(Saved entries)
------

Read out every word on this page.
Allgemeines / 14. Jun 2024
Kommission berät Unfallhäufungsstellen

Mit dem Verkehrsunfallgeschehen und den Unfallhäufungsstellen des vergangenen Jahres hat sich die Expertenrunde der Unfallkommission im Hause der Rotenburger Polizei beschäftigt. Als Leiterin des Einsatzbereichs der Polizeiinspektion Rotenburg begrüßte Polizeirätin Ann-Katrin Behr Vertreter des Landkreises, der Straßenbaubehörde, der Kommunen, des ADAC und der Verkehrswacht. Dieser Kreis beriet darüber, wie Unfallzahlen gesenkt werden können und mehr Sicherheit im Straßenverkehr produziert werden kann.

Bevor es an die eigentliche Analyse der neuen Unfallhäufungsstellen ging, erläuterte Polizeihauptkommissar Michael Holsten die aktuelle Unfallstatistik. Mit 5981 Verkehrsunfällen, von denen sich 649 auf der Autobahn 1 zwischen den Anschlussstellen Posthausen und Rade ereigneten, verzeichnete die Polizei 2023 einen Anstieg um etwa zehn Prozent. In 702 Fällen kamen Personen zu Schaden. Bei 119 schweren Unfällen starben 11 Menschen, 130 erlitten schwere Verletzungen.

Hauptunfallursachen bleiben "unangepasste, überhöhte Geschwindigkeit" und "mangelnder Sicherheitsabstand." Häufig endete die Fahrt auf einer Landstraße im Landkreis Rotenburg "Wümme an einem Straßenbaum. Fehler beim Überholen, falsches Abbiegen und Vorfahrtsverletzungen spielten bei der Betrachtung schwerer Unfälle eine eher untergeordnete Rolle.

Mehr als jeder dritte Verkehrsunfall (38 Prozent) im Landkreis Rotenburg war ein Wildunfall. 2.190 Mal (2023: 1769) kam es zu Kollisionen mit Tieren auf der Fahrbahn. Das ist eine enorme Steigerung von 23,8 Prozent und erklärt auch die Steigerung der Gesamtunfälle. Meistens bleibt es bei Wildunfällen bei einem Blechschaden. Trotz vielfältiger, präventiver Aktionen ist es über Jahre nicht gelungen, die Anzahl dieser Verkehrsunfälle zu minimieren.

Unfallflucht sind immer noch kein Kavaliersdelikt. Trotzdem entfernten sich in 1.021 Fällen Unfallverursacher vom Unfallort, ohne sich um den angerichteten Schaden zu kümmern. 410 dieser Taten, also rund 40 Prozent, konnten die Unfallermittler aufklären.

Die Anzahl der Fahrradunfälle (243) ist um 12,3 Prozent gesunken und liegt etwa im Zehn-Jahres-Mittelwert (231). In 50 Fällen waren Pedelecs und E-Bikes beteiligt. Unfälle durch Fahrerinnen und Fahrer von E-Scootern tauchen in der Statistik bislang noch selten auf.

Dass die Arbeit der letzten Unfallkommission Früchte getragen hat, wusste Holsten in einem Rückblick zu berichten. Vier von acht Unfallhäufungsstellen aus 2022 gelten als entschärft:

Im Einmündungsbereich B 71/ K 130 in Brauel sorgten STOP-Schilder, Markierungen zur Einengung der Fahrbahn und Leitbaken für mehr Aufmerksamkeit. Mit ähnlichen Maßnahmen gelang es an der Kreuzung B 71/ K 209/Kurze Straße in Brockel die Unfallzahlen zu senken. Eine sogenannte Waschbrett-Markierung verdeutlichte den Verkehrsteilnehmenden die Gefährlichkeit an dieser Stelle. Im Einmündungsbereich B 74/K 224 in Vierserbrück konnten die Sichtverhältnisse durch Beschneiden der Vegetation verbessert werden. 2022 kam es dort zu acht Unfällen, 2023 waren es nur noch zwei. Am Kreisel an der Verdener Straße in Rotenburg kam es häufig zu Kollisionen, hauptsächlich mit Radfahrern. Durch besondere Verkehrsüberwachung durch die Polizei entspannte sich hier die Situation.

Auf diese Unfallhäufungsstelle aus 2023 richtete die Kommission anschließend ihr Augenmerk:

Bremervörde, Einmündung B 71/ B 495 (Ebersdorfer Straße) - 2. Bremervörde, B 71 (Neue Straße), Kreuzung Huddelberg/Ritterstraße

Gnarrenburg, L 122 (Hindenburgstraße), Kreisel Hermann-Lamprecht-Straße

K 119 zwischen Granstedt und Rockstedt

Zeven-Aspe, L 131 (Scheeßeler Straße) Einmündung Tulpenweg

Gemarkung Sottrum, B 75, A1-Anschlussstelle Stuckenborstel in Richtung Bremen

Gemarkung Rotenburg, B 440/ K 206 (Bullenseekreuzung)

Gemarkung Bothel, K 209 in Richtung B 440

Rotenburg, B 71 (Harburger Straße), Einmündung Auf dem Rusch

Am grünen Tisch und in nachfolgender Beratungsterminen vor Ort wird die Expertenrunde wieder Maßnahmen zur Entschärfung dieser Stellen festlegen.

------

What you have to do:
Repeat the data precisely, reproducing every entry.

Task output:
Read out every word on this page.
Allgemeines / 14. Jun 2024
Kommission berät Unfallhäufungsstellen

Mit dem Verkehrsunfallgeschehen und den Unfallhäufungsstellen des vergangenen Jahres hat sich die Expertenrunde der Unfallkommission im Hause der Rotenburger Polizei beschäftigt. Als Leiterin des Einsatzbereichs der Polizeiinspektion Rotenburg begrüßte Polizeirätin Ann-Katrin Behr Vertreter des Landkreises, der Straßenbaubehörde, der Kommunen, des ADAC und der Verkehrswacht. Dieser Kreis beriet darüber, wie Unfallzahlen gesenkt werden können und mehr Sicherheit im Straßenverkehr produziert werden kann.

Bevor es an die eigentliche Analyse der neuen Unfallhäufungsstellen ging, erläuterte Polizeihauptkommissar Michael Holsten die aktuelle Unfallstatistik. Mit 5981 Verkehrsunfällen, von denen sich 649 auf der Autobahn 1 zwischen den Anschlussstellen Posthausen und Rade ereigneten, verzeichnete die Polizei 2023 einen Anstieg um etwa zehn Prozent. In 702 Fällen kamen Personen zu Schaden. Bei 119 schweren Unfällen starben 11 Menschen, 130 erlitten schwere Verletzungen.

Hauptunfallursachen bleiben "unangepasste, überhöhte Geschwindigkeit" und "mangelnder Sicherheitsabstand." Häufig endete die Fahrt auf einer Landstraße im Landkreis Rotenburg "Wümme an einem Straßenbaum. Fehler beim Überholen, falsches Abbiegen und Vorfahrtsverletzungen spielten bei der Betrachtung schwerer Unfälle eine eher untergeordnete Rolle.

Mehr als jeder dritte Verkehrsunfall (38 Prozent) im Landkreis Rotenburg war ein Wildunfall. 2.190 Mal (2023: 1769) kam es zu Kollisionen mit Tieren auf der Fahrbahn. Das ist eine enorme Steigerung von 23,8 Prozent und erklärt auch die Steigerung der Gesamtunfälle. Meistens bleibt es bei Wildunfällen bei einem Blechschaden. Trotz vielfältiger, präventiver Aktionen ist es über Jahre nicht gelungen, die Anzahl dieser Verkehrsunfälle zu minimieren.

Unfallflucht sind immer noch kein Kavaliersdelikt. Trotzdem entfernten sich in 1.021 Fällen Unfallverursacher vom Unfallort, ohne sich um den angerichteten Schaden zu kümmern. 410 dieser Taten, also rund 40 Prozent, konnten die Unfallermittler aufklären.

Die Anzahl der Fahrradunfälle (243) ist um 12,3 Prozent gesunken und liegt etwa im Zehn-Jahres-Mittelwert (231). In 50 Fällen waren Pedelecs und E-Bikes beteiligt. Unfälle durch Fahrerinnen und Fahrer von E-Scootern tauchen in der Statistik bislang noch selten auf.

Dass die Arbeit der letzten Unfallkommission Früchte getragen hat, wusste Holsten in einem Rückblick zu berichten. Vier von acht Unfallhäufungsstellen aus 2022 gelten als entschärft:

Im Einmündungsbereich B 71/ K 130 in Brauel sorgten STOP-Schilder, Markierungen zur Einengung der Fahrbahn und Leitbaken für mehr Aufmerksamkeit. Mit ähnlichen Maßnahmen gelang es an der Kreuzung B 71/ K 209/Kurze Straße in Brockel die Unfallzahlen zu senken. Eine sogenannte Waschbrett-Markierung verdeutlichte den Verkehrsteilnehmenden die Gefährlichkeit an dieser Stelle. Im Einmündungsbereich B 74/K 224 in Vierserbrück konnten die Sichtverhältnisse durch Beschneiden der Vegetation verbessert werden. 2022 kam es dort zu acht Unfällen, 2023 waren es nur noch zwei. Am Kreisel an der Verdener Straße in Rotenburg kam es häufig zu Kollisionen, hauptsächlich mit Radfahrern. Durch besondere Verkehrsüberwachung durch die Polizei entspannte sich hier die Situation.

Auf diese Unfallhäufungsstelle aus 2023 richtete die Kommission anschließend ihr Augenmerk:

Bremervörde, Einmündung B 71/ B 495 (Ebersdorfer Straße) - 2. Bremervörde, B 71 (Neue Straße), Kreuzung Huddelberg/Ritterstraße

Gnarrenburg, L 122 (Hindenburgstraße), Kreisel Hermann-Lamprecht-Straße

K 119 zwischen Granstedt und Rockstedt

Zeven-Aspe, L 131 (Scheeßeler Straße) Einmündung Tulpenweg

Gemarkung Sottrum, B 75, A1-Anschlussstelle Stuckenborstel in Richtung Bremen

Gemarkung Rotenburg, B 440/ K 206 (Bullenseekreuzung)

Gemarkung Bothel, K 209 in Richtung B 440

Rotenburg, B 71 (Harburger Straße), Einmündung Auf dem Rusch

Am grünen Tisch und in nachfolgender Beratungsterminen vor Ort wird die Expertenrunde wieder Maßnahmen zur Entschärfung dieser Stellen festlegen.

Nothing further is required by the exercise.